Recorded data:

=======

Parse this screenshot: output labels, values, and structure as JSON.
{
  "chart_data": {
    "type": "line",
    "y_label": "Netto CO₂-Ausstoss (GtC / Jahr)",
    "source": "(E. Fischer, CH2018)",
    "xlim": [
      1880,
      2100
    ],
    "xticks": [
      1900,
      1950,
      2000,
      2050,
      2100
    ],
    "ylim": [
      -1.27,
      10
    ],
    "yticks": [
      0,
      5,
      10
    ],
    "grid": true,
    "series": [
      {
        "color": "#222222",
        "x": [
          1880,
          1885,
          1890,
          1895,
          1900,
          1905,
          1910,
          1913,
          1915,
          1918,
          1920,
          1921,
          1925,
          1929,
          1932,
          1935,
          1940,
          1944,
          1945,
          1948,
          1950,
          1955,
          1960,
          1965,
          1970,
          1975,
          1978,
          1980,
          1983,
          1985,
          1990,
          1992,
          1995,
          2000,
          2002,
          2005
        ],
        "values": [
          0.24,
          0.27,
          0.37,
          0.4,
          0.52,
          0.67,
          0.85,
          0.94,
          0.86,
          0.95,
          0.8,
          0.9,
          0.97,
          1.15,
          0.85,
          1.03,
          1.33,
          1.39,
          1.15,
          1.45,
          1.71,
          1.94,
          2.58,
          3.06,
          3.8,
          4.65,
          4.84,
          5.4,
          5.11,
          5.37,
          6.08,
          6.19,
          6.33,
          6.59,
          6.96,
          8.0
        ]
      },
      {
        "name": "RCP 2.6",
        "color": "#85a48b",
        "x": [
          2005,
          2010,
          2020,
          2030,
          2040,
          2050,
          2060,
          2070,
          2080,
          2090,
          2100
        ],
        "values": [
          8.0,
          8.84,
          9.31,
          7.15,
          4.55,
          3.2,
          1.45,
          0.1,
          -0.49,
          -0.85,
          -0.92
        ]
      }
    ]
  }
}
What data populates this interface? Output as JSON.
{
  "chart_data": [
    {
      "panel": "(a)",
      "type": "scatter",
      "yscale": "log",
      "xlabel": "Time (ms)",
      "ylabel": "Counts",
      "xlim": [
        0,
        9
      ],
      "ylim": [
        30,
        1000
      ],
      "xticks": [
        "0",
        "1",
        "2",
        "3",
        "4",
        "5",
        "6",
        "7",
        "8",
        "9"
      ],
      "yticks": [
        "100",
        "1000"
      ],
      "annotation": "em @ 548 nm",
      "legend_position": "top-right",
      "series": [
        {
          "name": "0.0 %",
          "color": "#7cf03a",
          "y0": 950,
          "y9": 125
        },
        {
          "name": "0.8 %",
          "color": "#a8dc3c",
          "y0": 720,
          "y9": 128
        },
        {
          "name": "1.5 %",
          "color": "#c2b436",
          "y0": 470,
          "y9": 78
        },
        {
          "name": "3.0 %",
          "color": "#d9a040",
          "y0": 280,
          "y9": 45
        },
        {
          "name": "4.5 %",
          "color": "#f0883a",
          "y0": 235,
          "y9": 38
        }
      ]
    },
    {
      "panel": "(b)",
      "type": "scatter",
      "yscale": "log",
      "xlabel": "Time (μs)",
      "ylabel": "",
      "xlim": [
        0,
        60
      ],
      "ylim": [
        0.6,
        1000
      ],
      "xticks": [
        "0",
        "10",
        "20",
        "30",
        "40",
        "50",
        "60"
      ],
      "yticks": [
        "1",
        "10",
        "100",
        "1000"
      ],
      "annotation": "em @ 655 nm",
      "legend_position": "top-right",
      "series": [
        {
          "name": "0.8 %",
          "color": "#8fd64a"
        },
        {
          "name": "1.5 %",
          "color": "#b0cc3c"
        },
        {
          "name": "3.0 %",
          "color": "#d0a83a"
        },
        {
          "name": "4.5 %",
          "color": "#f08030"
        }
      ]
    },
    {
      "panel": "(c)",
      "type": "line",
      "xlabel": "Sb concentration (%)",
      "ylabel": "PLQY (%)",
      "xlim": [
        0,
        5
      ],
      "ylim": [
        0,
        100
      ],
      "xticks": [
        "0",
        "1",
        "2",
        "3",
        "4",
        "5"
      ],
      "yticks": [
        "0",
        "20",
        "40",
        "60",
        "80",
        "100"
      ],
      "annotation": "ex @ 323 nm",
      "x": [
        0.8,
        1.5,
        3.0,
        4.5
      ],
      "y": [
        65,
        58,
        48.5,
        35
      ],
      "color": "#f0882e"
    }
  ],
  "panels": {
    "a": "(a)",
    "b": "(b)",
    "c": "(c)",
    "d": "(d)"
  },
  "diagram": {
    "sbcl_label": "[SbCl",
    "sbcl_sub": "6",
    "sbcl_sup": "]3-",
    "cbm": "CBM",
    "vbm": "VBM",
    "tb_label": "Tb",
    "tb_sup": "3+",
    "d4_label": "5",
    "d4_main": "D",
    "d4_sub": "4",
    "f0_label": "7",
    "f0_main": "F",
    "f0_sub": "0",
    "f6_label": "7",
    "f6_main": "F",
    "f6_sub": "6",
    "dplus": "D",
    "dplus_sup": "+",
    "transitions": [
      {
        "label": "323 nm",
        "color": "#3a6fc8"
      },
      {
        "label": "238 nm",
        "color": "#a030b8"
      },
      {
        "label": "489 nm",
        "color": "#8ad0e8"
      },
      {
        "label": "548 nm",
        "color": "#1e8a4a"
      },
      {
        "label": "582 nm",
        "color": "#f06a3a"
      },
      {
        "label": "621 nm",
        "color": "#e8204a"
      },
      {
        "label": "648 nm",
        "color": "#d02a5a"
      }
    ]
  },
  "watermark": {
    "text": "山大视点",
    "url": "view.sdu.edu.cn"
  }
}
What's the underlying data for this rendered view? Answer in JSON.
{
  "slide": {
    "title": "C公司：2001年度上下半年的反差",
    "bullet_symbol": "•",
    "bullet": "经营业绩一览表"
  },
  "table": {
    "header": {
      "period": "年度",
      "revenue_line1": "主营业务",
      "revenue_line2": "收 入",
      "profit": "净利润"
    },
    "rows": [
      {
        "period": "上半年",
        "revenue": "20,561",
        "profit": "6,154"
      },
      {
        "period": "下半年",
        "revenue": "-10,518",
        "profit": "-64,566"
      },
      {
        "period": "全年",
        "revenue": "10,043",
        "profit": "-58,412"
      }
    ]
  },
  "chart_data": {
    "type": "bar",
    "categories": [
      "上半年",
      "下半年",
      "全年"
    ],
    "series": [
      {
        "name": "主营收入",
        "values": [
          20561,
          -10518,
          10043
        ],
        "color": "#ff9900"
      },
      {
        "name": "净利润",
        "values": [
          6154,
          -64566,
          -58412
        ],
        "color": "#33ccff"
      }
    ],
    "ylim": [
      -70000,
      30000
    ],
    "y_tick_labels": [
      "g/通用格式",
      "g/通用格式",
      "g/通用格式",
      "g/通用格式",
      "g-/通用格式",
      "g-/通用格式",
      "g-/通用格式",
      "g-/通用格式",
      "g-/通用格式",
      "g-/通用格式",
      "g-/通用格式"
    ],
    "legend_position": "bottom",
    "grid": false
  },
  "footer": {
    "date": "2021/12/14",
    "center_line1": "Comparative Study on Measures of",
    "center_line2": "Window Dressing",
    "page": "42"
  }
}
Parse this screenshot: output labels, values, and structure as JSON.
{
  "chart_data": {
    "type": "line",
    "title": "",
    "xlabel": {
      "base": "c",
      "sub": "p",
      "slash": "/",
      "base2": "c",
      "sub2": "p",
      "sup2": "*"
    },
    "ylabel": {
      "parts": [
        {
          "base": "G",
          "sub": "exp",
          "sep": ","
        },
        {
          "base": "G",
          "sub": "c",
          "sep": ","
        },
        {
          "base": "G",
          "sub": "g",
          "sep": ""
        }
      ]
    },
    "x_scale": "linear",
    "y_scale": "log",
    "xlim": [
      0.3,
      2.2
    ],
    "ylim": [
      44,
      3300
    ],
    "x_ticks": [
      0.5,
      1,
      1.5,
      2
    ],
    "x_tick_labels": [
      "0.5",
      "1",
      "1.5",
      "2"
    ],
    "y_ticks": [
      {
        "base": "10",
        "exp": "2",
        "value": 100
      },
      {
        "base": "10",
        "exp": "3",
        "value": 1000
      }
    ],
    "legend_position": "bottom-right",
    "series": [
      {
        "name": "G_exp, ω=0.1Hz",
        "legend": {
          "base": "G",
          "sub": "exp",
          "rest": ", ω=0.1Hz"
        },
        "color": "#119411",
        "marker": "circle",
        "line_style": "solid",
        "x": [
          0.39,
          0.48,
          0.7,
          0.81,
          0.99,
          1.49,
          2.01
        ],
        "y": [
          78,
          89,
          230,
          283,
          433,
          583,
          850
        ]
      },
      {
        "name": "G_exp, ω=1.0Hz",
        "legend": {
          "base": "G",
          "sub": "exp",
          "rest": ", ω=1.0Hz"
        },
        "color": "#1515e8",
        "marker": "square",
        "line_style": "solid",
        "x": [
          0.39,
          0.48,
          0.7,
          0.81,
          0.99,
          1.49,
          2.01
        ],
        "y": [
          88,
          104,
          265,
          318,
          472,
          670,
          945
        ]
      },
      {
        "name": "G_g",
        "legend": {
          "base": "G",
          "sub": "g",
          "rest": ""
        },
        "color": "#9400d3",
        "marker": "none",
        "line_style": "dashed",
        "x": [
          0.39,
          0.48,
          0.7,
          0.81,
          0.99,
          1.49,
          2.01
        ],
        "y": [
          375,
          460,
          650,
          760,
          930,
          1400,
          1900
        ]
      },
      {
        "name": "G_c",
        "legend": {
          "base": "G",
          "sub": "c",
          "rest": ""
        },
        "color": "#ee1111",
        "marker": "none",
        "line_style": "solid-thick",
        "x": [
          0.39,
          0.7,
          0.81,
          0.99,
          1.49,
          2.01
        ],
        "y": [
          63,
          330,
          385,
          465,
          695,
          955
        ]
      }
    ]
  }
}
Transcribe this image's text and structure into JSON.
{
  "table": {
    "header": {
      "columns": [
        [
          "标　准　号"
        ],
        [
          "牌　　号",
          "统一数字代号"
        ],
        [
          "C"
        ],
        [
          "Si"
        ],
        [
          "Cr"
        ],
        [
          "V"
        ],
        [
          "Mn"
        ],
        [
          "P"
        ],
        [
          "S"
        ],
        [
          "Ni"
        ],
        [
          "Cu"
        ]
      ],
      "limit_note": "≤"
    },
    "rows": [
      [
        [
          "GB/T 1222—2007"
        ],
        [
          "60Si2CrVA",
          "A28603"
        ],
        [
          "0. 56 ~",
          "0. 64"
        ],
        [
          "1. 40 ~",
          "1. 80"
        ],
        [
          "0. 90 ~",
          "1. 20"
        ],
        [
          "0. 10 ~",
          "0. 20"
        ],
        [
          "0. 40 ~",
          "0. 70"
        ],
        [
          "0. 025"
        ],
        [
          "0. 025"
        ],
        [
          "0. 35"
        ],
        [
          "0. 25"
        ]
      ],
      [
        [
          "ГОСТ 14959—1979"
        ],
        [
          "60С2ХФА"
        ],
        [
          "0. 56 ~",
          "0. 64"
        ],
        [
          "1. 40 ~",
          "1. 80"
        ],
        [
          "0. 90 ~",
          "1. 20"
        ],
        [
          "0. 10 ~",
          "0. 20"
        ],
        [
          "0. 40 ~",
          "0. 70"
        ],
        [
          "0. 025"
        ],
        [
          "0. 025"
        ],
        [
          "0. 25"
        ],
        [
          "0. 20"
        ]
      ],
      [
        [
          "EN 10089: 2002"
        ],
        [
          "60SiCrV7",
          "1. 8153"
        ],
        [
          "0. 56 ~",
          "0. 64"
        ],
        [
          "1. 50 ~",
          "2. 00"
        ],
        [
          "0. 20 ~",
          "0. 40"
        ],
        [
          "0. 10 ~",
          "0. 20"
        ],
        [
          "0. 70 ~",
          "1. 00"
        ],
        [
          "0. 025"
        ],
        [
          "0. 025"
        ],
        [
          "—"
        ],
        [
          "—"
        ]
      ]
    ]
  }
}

=======

**WRITTEN TASK**
Only the count is wanted: report how many lines of the material above hold the word "xlabel".

**TASK RESPONSE**
4